- The task
Report the number of lines in the entries below that include the word "color", and nothing else.

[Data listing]
————————
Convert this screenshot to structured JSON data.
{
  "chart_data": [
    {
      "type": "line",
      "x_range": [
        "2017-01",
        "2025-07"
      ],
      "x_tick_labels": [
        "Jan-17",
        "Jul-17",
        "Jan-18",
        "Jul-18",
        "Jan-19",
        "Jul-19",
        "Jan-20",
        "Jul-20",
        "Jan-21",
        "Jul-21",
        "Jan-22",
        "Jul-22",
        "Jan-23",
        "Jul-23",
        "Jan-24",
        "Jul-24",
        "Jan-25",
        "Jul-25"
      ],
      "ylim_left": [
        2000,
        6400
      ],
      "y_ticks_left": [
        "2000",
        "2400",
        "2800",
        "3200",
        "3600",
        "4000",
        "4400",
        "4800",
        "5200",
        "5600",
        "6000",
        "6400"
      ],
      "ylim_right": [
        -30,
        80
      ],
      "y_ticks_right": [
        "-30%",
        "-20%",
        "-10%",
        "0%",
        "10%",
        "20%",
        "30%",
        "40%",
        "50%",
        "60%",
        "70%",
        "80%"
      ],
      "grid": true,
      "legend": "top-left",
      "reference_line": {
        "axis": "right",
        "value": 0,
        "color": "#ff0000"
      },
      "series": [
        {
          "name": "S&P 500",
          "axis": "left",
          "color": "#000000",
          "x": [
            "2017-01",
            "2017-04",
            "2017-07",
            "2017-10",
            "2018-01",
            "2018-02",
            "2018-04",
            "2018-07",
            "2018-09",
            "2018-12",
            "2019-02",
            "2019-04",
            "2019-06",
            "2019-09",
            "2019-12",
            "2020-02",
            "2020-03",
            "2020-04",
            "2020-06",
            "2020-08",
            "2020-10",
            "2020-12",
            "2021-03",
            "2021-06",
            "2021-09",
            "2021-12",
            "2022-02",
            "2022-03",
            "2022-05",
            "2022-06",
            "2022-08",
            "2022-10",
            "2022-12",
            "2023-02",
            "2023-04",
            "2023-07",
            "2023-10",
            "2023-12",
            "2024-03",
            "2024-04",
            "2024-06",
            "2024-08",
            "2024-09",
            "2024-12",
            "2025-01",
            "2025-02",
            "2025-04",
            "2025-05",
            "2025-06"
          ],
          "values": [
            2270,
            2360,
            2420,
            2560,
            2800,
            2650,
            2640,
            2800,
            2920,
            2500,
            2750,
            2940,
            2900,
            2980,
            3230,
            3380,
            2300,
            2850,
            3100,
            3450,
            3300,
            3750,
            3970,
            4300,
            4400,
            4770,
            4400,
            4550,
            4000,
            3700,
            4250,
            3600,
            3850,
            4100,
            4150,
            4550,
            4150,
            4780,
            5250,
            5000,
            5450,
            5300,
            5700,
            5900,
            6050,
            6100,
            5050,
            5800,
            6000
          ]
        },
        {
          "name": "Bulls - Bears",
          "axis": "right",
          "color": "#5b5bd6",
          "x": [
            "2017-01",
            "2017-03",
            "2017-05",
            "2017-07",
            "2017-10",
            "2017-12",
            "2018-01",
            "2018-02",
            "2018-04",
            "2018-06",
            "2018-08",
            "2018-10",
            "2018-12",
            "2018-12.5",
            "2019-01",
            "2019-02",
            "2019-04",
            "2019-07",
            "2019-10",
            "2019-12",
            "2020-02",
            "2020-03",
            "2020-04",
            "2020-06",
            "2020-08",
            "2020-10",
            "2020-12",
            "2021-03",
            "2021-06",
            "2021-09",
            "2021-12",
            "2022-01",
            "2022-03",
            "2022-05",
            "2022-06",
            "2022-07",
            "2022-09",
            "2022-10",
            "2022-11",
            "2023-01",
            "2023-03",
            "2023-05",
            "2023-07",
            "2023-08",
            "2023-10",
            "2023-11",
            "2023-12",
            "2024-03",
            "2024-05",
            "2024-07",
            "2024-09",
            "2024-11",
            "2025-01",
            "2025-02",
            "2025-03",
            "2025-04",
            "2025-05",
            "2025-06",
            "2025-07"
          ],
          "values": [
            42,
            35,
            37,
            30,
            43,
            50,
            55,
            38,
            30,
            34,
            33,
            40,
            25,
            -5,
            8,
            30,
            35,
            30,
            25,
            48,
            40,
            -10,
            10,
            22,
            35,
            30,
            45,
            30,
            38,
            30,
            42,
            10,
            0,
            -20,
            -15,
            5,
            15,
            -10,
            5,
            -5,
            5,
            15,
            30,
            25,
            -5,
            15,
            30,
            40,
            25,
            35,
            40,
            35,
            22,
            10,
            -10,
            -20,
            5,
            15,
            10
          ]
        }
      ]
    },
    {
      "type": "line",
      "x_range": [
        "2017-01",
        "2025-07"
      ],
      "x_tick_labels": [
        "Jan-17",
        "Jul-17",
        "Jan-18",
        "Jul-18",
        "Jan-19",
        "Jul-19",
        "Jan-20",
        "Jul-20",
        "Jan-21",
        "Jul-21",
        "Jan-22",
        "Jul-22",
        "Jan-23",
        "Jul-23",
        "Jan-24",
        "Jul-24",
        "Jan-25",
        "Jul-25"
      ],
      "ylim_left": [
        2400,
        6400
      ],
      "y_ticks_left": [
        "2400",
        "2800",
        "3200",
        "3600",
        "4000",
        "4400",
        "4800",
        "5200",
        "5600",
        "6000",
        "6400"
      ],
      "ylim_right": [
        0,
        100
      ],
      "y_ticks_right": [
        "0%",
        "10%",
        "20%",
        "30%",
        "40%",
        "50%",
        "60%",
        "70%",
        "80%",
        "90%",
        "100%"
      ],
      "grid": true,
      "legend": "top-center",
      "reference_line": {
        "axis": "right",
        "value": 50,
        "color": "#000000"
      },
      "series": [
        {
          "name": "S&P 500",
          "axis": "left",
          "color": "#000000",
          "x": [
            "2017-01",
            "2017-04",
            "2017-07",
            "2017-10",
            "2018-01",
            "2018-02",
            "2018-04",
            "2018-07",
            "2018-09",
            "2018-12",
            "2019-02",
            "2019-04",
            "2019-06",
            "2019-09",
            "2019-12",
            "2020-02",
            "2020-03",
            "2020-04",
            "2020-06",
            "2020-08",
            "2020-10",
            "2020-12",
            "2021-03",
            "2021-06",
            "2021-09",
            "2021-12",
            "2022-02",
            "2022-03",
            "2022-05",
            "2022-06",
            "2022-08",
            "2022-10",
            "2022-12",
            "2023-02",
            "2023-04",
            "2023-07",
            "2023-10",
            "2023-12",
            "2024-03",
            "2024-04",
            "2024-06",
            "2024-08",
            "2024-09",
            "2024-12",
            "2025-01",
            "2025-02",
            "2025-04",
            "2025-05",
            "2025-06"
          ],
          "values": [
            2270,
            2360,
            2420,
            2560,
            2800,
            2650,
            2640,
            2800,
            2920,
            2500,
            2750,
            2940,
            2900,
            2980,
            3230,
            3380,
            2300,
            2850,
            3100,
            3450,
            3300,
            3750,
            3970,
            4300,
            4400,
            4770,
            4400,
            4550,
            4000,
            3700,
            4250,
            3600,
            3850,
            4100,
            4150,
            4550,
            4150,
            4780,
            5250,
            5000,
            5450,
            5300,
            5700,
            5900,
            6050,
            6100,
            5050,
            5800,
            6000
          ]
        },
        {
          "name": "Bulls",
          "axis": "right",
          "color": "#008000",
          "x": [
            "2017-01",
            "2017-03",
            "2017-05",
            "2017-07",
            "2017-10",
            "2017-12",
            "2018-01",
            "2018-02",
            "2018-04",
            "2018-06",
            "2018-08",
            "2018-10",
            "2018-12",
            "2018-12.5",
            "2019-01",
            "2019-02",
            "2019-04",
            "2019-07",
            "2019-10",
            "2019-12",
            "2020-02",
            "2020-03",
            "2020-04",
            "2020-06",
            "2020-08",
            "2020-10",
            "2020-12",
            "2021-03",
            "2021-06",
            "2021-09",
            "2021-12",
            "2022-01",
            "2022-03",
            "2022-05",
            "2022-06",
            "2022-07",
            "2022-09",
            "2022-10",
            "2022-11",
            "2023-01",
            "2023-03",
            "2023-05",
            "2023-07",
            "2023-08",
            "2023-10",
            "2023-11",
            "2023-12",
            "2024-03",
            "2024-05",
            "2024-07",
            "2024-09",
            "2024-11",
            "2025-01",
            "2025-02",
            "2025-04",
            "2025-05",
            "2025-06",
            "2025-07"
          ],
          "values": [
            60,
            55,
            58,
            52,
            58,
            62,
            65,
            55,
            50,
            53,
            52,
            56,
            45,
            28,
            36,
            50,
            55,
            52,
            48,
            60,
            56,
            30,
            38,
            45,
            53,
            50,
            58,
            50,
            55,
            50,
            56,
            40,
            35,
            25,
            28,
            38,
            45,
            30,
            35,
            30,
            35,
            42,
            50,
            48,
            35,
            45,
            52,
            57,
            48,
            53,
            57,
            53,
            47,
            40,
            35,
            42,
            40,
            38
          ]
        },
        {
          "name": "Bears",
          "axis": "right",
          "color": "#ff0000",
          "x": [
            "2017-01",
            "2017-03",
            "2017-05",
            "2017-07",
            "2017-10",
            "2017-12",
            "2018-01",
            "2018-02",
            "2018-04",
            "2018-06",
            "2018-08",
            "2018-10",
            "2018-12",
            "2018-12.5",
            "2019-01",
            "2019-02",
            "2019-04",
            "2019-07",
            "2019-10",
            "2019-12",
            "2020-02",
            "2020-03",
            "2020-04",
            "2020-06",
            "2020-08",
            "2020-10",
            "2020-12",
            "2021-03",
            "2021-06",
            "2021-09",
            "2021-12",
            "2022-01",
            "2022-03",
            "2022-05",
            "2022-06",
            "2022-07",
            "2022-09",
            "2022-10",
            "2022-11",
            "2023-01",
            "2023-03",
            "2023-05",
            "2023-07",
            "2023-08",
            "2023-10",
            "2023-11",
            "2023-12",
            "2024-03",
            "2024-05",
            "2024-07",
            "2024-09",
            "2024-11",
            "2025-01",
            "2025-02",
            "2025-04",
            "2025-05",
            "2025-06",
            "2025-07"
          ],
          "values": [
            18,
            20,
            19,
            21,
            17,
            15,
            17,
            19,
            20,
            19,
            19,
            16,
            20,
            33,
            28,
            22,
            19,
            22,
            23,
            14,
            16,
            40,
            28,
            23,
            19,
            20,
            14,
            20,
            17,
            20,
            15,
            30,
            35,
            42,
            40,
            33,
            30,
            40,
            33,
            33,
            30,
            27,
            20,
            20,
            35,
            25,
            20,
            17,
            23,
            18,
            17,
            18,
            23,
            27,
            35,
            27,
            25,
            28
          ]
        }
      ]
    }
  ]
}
————————
- Output of the exercise
7